# [Extracted records]
»»

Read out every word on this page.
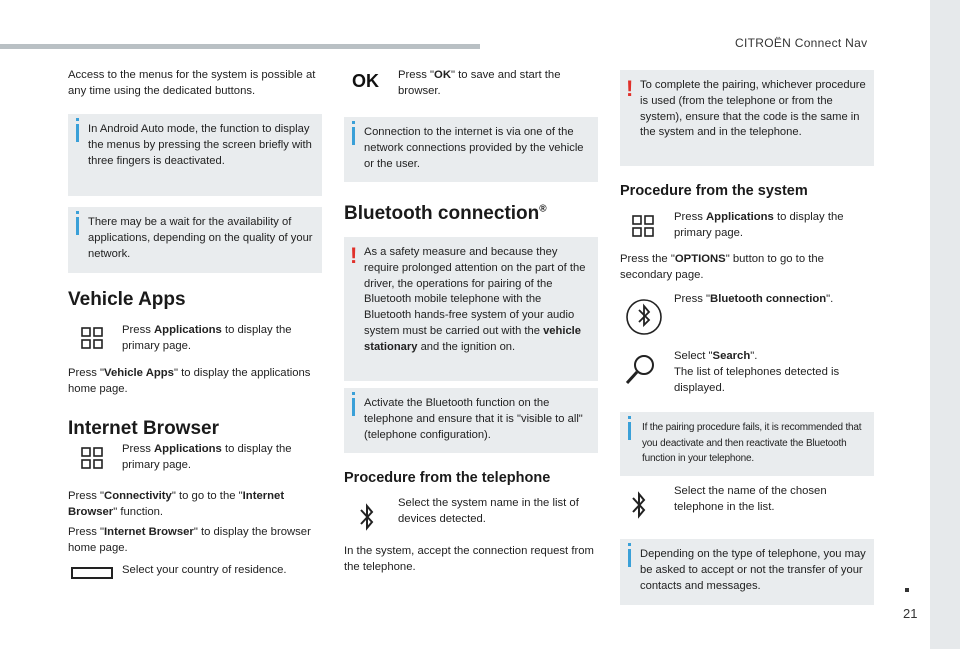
CITROËN Connect Nav
21
Access to the menus for the system is possible at any time using the dedicated buttons.
In Android Auto mode, the function to display the menus by pressing the screen briefly with three fingers is deactivated.
There may be a wait for the availability of applications, depending on the quality of your network.
Vehicle Apps
Press Applications to display the primary page.
Press "Vehicle Apps" to display the applications home page.
Internet Browser
Press Applications to display the primary page.
Press "Connectivity" to go to the "Internet Browser" function.
Press "Internet Browser" to display the browser home page.
Select your country of residence.
OK Press "OK" to save and start the browser.
Connection to the internet is via one of the network connections provided by the vehicle or the user.
Bluetooth connection®
! As a safety measure and because they require prolonged attention on the part of the driver, the operations for pairing of the Bluetooth mobile telephone with the Bluetooth hands-free system of your audio system must be carried out with the vehicle stationary and the ignition on.
Activate the Bluetooth function on the telephone and ensure that it is "visible to all" (telephone configuration).
Procedure from the telephone
Select the system name in the list of devices detected.
In the system, accept the connection request from the telephone.
! To complete the pairing, whichever procedure is used (from the telephone or from the system), ensure that the code is the same in the system and in the telephone.
Procedure from the system
Press Applications to display the primary page.
Press the "OPTIONS" button to go to the secondary page.
Press "Bluetooth connection".
Select "Search".
The list of telephones detected is displayed.
If the pairing procedure fails, it is recommended that you deactivate and then reactivate the Bluetooth function in your telephone.
Select the name of the chosen telephone in the list.
Depending on the type of telephone, you may be asked to accept or not the transfer of your contacts and messages.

««

# [Description of the task]
Print the full listing exactly, dropping the pictures.

# [The result]
Read out every word on this page.
CITROËN Connect Nav
21
Access to the menus for the system is possible at any time using the dedicated buttons.
In Android Auto mode, the function to display the menus by pressing the screen briefly with three fingers is deactivated.
There may be a wait for the availability of applications, depending on the quality of your network.
Vehicle Apps
Press Applications to display the primary page.
Press "Vehicle Apps" to display the applications home page.
Internet Browser
Press Applications to display the primary page.
Press "Connectivity" to go to the "Internet Browser" function.
Press "Internet Browser" to display the browser home page.
Select your country of residence.
OK Press "OK" to save and start the browser.
Connection to the internet is via one of the network connections provided by the vehicle or the user.
Bluetooth connection®
! As a safety measure and because they require prolonged attention on the part of the driver, the operations for pairing of the Bluetooth mobile telephone with the Bluetooth hands-free system of your audio system must be carried out with the vehicle stationary and the ignition on.
Activate the Bluetooth function on the telephone and ensure that it is "visible to all" (telephone configuration).
Procedure from the telephone
Select the system name in the list of devices detected.
In the system, accept the connection request from the telephone.
! To complete the pairing, whichever procedure is used (from the telephone or from the system), ensure that the code is the same in the system and in the telephone.
Procedure from the system
Press Applications to display the primary page.
Press the "OPTIONS" button to go to the secondary page.
Press "Bluetooth connection".
Select "Search".
The list of telephones detected is displayed.
If the pairing procedure fails, it is recommended that you deactivate and then reactivate the Bluetooth function in your telephone.
Select the name of the chosen telephone in the list.
Depending on the type of telephone, you may be asked to accept or not the transfer of your contacts and messages.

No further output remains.